## Data lines
========================================

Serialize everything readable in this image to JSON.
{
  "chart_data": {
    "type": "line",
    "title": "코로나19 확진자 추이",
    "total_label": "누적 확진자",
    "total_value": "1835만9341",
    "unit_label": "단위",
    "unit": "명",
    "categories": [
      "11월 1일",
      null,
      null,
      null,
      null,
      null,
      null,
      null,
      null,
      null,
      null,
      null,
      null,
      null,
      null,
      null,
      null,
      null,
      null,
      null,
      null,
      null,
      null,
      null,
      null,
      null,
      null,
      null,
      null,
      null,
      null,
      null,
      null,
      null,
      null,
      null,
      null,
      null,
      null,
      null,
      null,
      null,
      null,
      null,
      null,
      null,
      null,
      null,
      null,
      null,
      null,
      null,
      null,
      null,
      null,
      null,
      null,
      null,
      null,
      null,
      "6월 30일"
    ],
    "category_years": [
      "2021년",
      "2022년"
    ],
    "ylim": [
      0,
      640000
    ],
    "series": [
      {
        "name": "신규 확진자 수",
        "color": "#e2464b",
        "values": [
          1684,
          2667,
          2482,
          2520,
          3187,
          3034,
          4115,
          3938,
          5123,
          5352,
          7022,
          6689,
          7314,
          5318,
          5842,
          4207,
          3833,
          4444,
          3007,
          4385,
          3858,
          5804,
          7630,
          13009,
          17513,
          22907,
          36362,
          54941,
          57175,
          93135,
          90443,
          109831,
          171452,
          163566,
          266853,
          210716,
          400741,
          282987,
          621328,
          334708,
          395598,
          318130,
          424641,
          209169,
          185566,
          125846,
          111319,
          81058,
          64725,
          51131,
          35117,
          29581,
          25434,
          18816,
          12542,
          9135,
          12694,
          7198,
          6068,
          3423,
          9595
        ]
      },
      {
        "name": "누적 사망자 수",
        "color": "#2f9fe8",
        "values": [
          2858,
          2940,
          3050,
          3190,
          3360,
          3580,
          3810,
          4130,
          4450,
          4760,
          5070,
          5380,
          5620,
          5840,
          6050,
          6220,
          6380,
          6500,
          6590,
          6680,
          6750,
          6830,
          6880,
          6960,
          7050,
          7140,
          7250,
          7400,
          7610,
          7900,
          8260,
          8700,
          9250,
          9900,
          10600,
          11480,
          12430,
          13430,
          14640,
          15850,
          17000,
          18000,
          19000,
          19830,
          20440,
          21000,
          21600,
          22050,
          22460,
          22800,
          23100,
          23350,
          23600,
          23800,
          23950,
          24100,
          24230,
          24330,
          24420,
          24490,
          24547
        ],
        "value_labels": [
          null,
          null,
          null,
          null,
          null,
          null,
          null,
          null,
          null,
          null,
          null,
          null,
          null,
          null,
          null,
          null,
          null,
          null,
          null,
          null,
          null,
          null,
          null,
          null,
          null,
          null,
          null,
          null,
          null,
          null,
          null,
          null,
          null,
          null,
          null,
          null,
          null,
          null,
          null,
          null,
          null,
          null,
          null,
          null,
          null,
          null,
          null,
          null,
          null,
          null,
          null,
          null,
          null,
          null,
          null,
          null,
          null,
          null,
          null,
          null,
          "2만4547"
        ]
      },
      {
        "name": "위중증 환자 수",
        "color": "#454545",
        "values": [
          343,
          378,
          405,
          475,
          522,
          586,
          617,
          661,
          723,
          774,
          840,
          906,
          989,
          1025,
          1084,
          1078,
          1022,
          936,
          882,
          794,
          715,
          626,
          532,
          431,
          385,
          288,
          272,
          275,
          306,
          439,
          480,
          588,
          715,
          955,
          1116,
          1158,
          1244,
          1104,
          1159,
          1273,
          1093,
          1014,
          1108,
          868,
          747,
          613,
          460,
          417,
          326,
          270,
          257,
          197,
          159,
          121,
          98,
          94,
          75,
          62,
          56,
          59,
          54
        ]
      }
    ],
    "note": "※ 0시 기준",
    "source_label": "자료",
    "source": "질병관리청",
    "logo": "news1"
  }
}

========================================

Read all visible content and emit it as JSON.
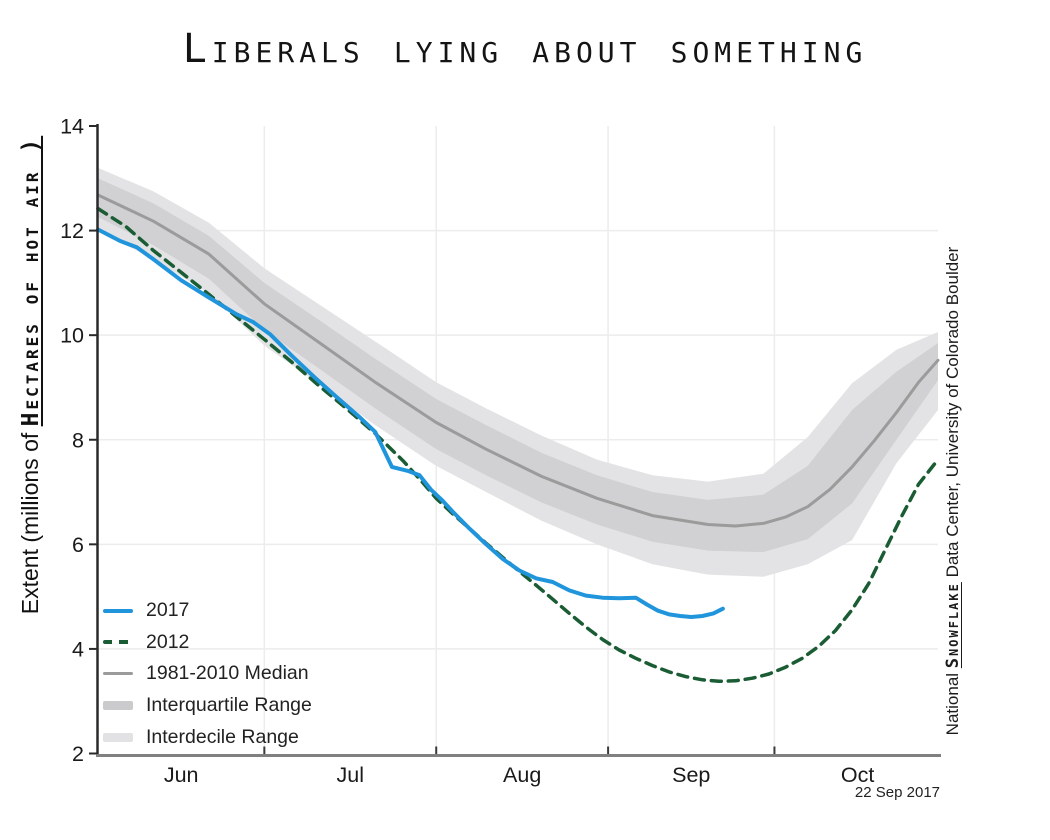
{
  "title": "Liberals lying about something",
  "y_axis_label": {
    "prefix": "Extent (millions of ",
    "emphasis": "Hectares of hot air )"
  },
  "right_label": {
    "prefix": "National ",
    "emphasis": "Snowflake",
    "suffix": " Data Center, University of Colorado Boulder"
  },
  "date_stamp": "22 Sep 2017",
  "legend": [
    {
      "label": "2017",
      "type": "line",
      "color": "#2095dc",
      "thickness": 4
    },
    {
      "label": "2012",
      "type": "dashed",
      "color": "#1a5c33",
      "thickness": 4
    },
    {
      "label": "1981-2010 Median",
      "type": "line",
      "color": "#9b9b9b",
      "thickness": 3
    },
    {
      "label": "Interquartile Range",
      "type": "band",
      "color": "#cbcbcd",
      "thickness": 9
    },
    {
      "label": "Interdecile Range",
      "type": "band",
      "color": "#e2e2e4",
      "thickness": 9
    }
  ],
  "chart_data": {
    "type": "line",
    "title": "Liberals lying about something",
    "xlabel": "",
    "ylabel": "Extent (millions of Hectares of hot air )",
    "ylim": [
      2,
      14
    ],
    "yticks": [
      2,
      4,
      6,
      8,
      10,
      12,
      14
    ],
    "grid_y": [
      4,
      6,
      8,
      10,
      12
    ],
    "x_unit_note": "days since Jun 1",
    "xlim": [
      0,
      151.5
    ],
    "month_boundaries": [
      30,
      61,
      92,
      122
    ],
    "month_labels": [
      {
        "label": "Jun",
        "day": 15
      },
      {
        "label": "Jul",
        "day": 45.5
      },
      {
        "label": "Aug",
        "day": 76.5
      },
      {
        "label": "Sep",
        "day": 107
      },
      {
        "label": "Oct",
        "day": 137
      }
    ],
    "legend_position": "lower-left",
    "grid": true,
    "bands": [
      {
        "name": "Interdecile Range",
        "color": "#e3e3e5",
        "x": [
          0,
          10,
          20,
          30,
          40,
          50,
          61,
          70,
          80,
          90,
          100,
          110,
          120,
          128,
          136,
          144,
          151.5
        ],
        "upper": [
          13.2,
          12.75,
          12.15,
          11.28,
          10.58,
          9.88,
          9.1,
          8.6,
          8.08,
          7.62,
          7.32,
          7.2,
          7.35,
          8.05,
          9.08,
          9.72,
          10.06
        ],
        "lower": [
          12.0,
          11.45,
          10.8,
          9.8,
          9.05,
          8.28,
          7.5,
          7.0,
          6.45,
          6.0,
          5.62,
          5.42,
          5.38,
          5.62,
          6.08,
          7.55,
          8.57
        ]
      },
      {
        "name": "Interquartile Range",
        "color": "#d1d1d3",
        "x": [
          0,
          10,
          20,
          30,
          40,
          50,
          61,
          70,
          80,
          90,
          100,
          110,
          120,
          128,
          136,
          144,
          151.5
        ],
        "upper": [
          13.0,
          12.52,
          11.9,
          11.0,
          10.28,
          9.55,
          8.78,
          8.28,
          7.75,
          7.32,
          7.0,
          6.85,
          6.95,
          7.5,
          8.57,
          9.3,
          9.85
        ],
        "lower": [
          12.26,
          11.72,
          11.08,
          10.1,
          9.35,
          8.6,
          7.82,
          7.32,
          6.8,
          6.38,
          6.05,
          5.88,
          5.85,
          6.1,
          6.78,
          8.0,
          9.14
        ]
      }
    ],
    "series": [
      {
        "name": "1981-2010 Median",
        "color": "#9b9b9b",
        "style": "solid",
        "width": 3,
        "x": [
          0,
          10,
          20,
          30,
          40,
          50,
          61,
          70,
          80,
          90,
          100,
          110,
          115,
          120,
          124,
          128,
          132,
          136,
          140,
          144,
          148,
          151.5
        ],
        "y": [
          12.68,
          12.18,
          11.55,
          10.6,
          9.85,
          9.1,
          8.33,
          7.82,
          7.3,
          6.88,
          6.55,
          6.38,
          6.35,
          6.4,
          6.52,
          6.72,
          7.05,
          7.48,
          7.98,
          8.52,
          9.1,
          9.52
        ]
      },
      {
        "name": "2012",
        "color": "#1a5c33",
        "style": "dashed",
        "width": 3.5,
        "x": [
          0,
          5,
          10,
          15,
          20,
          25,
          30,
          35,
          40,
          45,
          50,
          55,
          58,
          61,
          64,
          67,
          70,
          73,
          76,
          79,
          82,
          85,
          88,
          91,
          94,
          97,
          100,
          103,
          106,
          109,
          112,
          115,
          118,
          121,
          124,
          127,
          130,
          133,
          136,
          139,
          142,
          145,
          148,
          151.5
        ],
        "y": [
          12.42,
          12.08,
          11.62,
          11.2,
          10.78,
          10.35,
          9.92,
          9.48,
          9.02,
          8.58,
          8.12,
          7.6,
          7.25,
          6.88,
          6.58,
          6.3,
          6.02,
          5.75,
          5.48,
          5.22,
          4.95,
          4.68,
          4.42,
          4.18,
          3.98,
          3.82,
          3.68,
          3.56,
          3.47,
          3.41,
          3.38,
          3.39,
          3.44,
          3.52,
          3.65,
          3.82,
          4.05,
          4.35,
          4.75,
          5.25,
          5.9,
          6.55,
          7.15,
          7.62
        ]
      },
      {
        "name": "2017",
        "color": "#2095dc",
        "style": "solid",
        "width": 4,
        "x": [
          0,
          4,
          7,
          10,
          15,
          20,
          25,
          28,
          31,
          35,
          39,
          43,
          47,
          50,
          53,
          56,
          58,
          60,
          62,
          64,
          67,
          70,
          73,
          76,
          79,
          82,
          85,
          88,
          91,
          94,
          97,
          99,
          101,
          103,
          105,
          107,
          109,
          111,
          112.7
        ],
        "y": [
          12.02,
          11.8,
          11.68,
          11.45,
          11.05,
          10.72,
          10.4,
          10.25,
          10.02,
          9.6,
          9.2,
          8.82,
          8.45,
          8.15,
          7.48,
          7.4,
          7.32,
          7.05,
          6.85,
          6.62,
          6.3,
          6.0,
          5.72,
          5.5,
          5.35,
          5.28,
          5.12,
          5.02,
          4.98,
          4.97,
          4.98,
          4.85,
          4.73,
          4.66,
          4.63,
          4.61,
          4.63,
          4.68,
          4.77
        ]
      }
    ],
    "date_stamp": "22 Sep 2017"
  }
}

========================================

## Instruction
Filter the entries down to the lines containing "JSON". Copy each of those lines.

## Full output
Serialize everything readable in this image to JSON.
Read all visible content and emit it as JSON.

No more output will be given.